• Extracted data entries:
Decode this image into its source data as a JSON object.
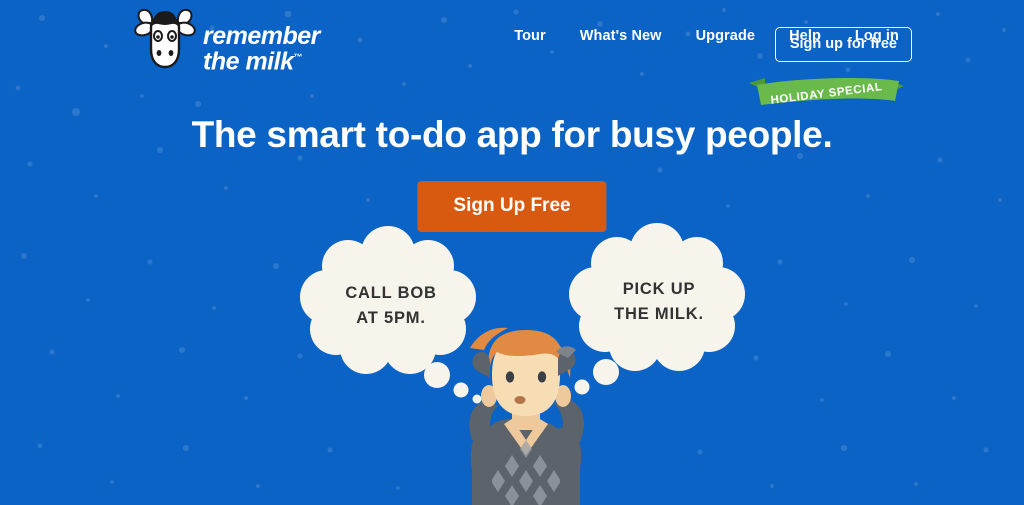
{
  "site": {
    "background_color": "#0b63c5",
    "accent_orange": "#d75a10",
    "ribbon_green": "#6ab94b",
    "bubble_cream": "#f7f4ec"
  },
  "header": {
    "logo": {
      "name": "remember the milk",
      "line1": "remember",
      "line2": "the milk",
      "trademark": "™",
      "icon": "cow-logo-icon"
    },
    "nav": [
      {
        "label": "Tour",
        "name": "nav-tour"
      },
      {
        "label": "What's New",
        "name": "nav-whats-new"
      },
      {
        "label": "Upgrade",
        "name": "nav-upgrade"
      },
      {
        "label": "Help",
        "name": "nav-help"
      },
      {
        "label": "Log in",
        "name": "nav-login"
      }
    ],
    "signup_button": "Sign up for free"
  },
  "ribbon": {
    "label": "HOLIDAY SPECIAL"
  },
  "hero": {
    "headline": "The smart to-do app for busy people.",
    "cta_label": "Sign Up Free"
  },
  "illustration": {
    "bubble_left": "CALL BOB\nAT 5PM.",
    "bubble_right": "PICK UP\nTHE MILK.",
    "character": "stressed-man-character",
    "hair_color": "#e08a43",
    "skin_color": "#f7ddb4",
    "sweater_color": "#5d636b"
  }
}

• PROBLEM:
From the material above, reproduce everything verbatim except the pictures.

• REPLY:
Decode this image into its source data as a JSON object.
{
  "site": {
    "background_color": "#0b63c5",
    "accent_orange": "#d75a10",
    "ribbon_green": "#6ab94b",
    "bubble_cream": "#f7f4ec"
  },
  "header": {
    "logo": {
      "name": "remember the milk",
      "line1": "remember",
      "line2": "the milk",
      "trademark": "™",
      "icon": "cow-logo-icon"
    },
    "nav": [
      {
        "label": "Tour",
        "name": "nav-tour"
      },
      {
        "label": "What's New",
        "name": "nav-whats-new"
      },
      {
        "label": "Upgrade",
        "name": "nav-upgrade"
      },
      {
        "label": "Help",
        "name": "nav-help"
      },
      {
        "label": "Log in",
        "name": "nav-login"
      }
    ],
    "signup_button": "Sign up for free"
  },
  "ribbon": {
    "label": "HOLIDAY SPECIAL"
  },
  "hero": {
    "headline": "The smart to-do app for busy people.",
    "cta_label": "Sign Up Free"
  },
  "illustration": {
    "bubble_left": "CALL BOB\nAT 5PM.",
    "bubble_right": "PICK UP\nTHE MILK.",
    "character": "stressed-man-character",
    "hair_color": "#e08a43",
    "skin_color": "#f7ddb4",
    "sweater_color": "#5d636b"
  }
}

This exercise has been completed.